■ **To do**
Will you transcribe all the entries word for word, skipping the pictures they hold?

★ ★ ★ ★

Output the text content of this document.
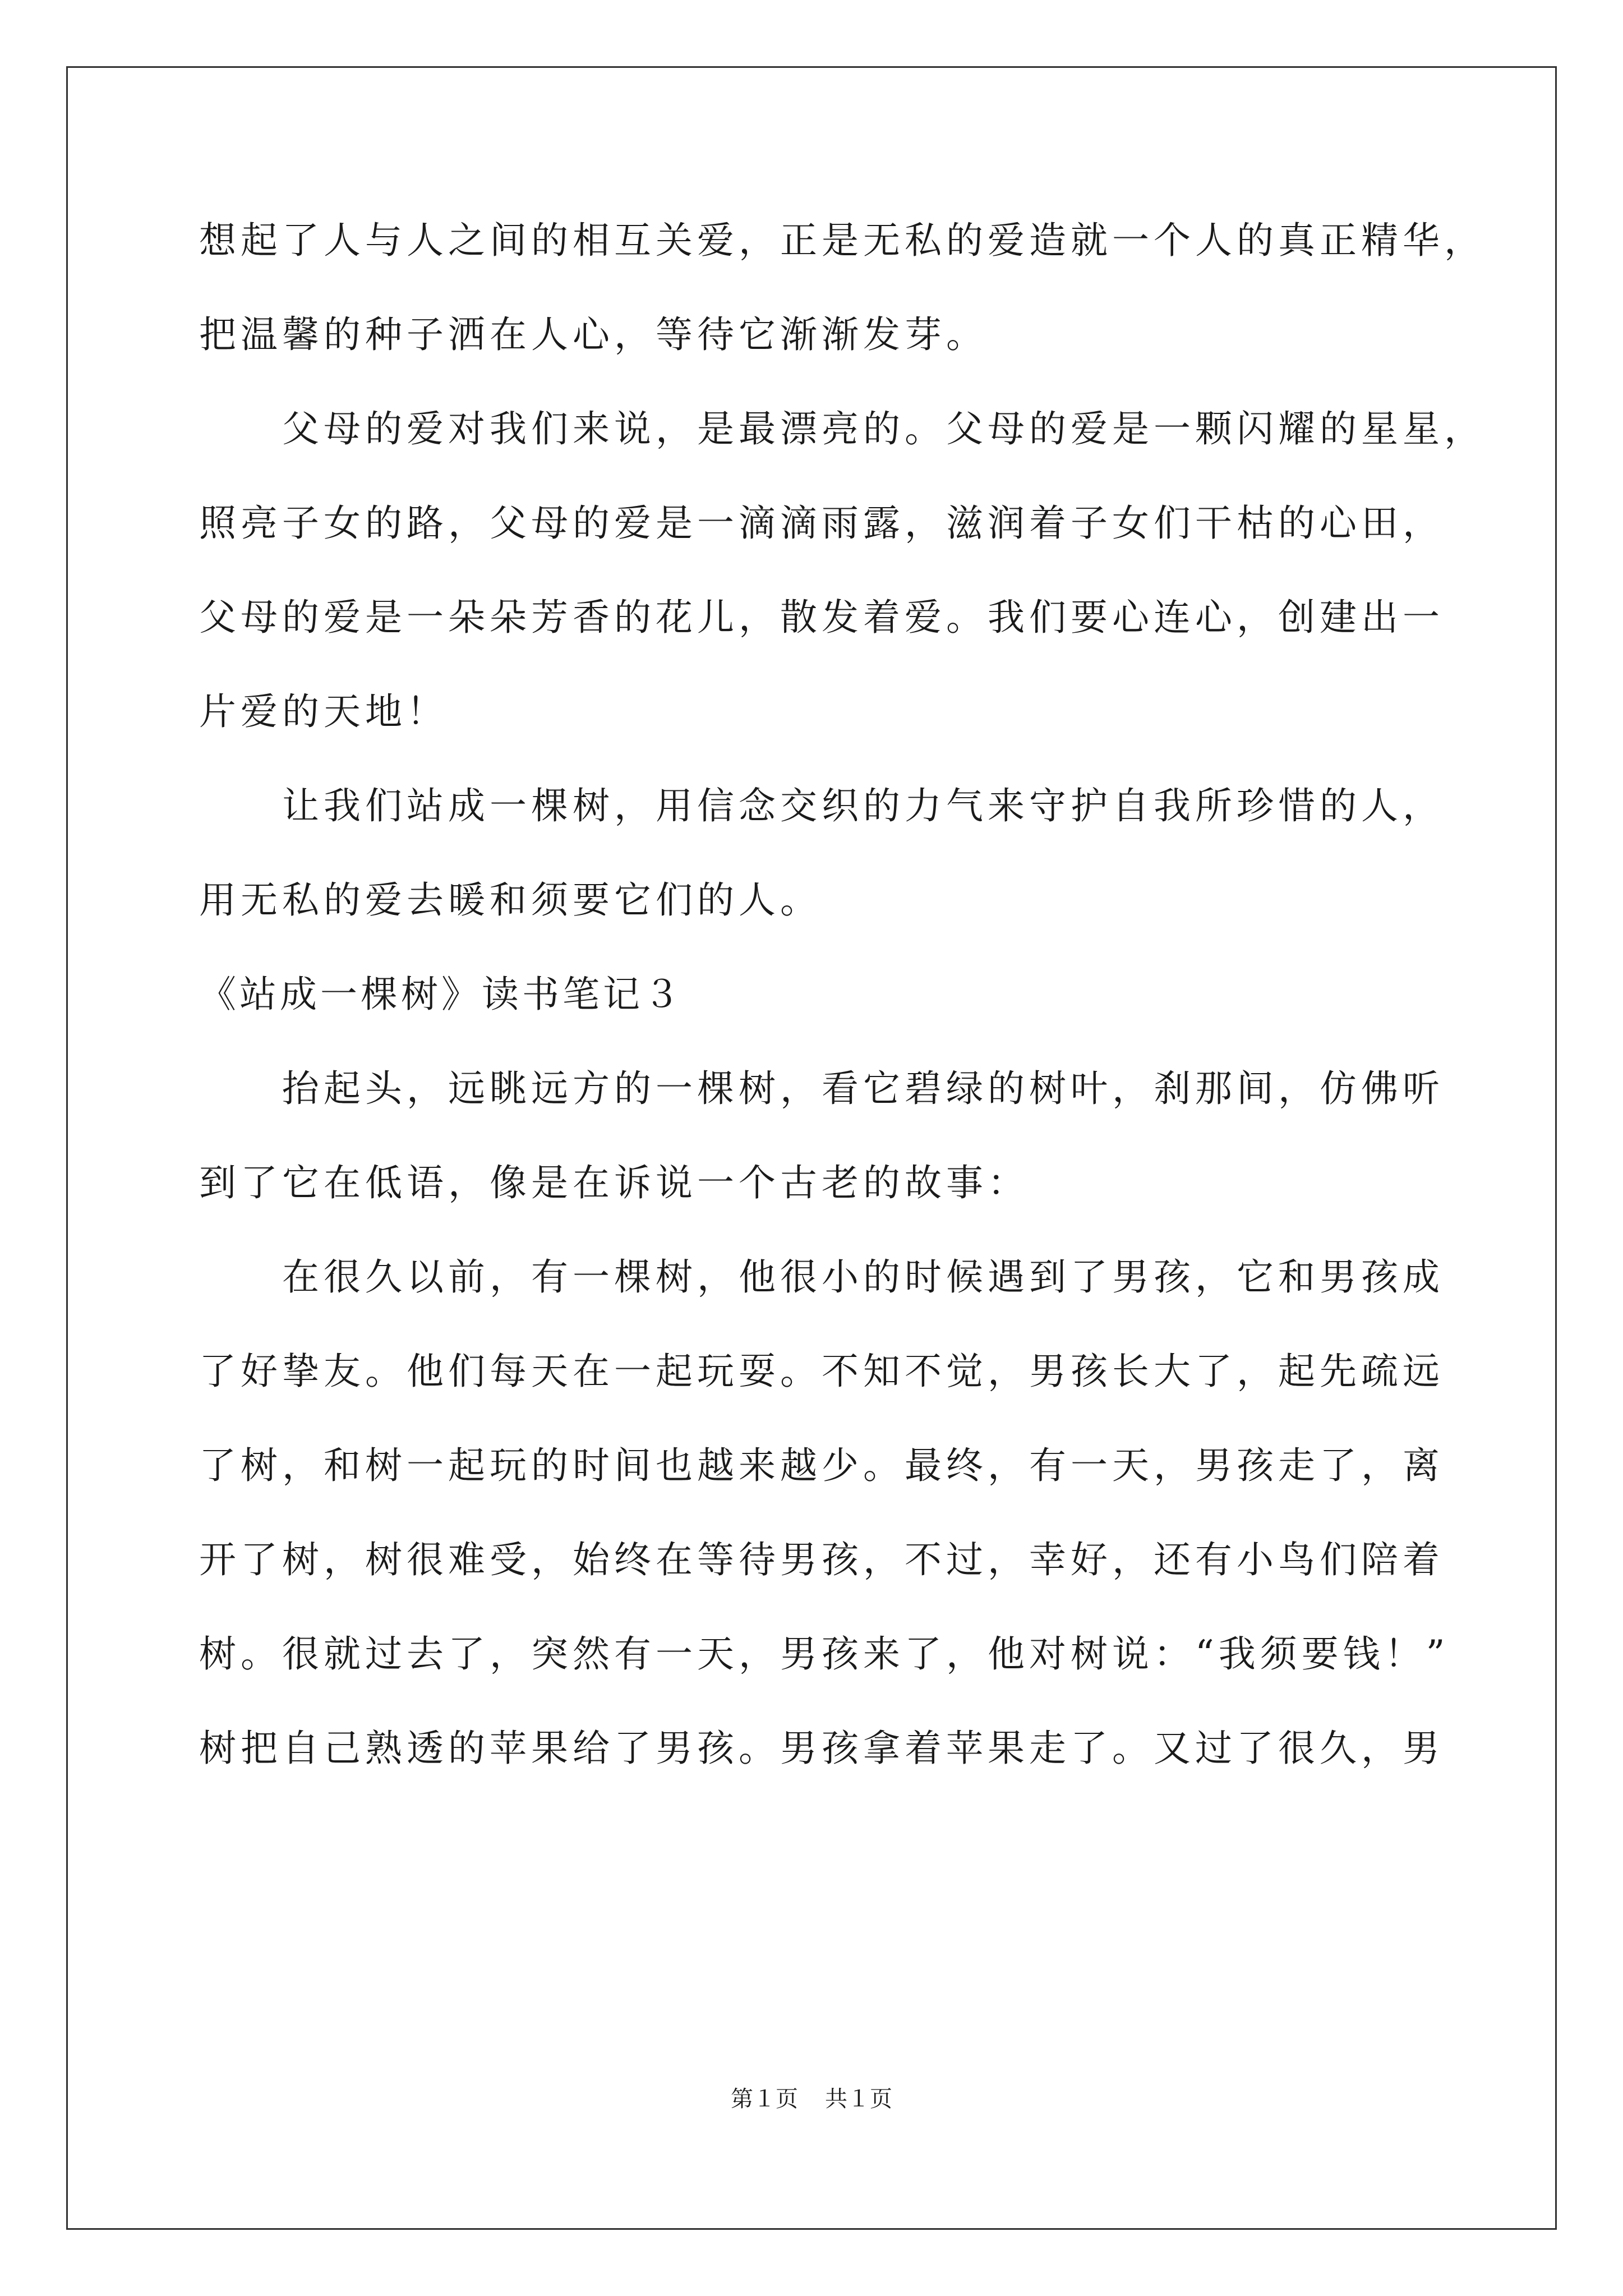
想起了人与人之间的相互关爱，正是无私的爱造就一个人的真正精华，
把温馨的种子洒在人心，等待它渐渐发芽。
父母的爱对我们来说，是最漂亮的。父母的爱是一颗闪耀的星星，
照亮子女的路，父母的爱是一滴滴雨露，滋润着子女们干枯的心田，
父母的爱是一朵朵芳香的花儿，散发着爱。我们要心连心，创建出一
片爱的天地！
让我们站成一棵树，用信念交织的力气来守护自我所珍惜的人，
用无私的爱去暖和须要它们的人。
《站成一棵树》读书笔记３
抬起头，远眺远方的一棵树，看它碧绿的树叶，刹那间，仿佛听
到了它在低语，像是在诉说一个古老的故事：
在很久以前，有一棵树，他很小的时候遇到了男孩，它和男孩成
了好挚友。他们每天在一起玩耍。不知不觉，男孩长大了，起先疏远
了树，和树一起玩的时间也越来越少。最终，有一天，男孩走了，离
开了树，树很难受，始终在等待男孩，不过，幸好，还有小鸟们陪着
树。很就过去了，突然有一天，男孩来了，他对树说：“我须要钱！”
树把自己熟透的苹果给了男孩。男孩拿着苹果走了。又过了很久，男
第１页 共１页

★ ★ ★ ★

■ **The solution**
Output the text content of this document.
想起了人与人之间的相互关爱，正是无私的爱造就一个人的真正精华，
把温馨的种子洒在人心，等待它渐渐发芽。
父母的爱对我们来说，是最漂亮的。父母的爱是一颗闪耀的星星，
照亮子女的路，父母的爱是一滴滴雨露，滋润着子女们干枯的心田，
父母的爱是一朵朵芳香的花儿，散发着爱。我们要心连心，创建出一
片爱的天地！
让我们站成一棵树，用信念交织的力气来守护自我所珍惜的人，
用无私的爱去暖和须要它们的人。
《站成一棵树》读书笔记３
抬起头，远眺远方的一棵树，看它碧绿的树叶，刹那间，仿佛听
到了它在低语，像是在诉说一个古老的故事：
在很久以前，有一棵树，他很小的时候遇到了男孩，它和男孩成
了好挚友。他们每天在一起玩耍。不知不觉，男孩长大了，起先疏远
了树，和树一起玩的时间也越来越少。最终，有一天，男孩走了，离
开了树，树很难受，始终在等待男孩，不过，幸好，还有小鸟们陪着
树。很就过去了，突然有一天，男孩来了，他对树说：“我须要钱！”
树把自己熟透的苹果给了男孩。男孩拿着苹果走了。又过了很久，男
第１页 共１页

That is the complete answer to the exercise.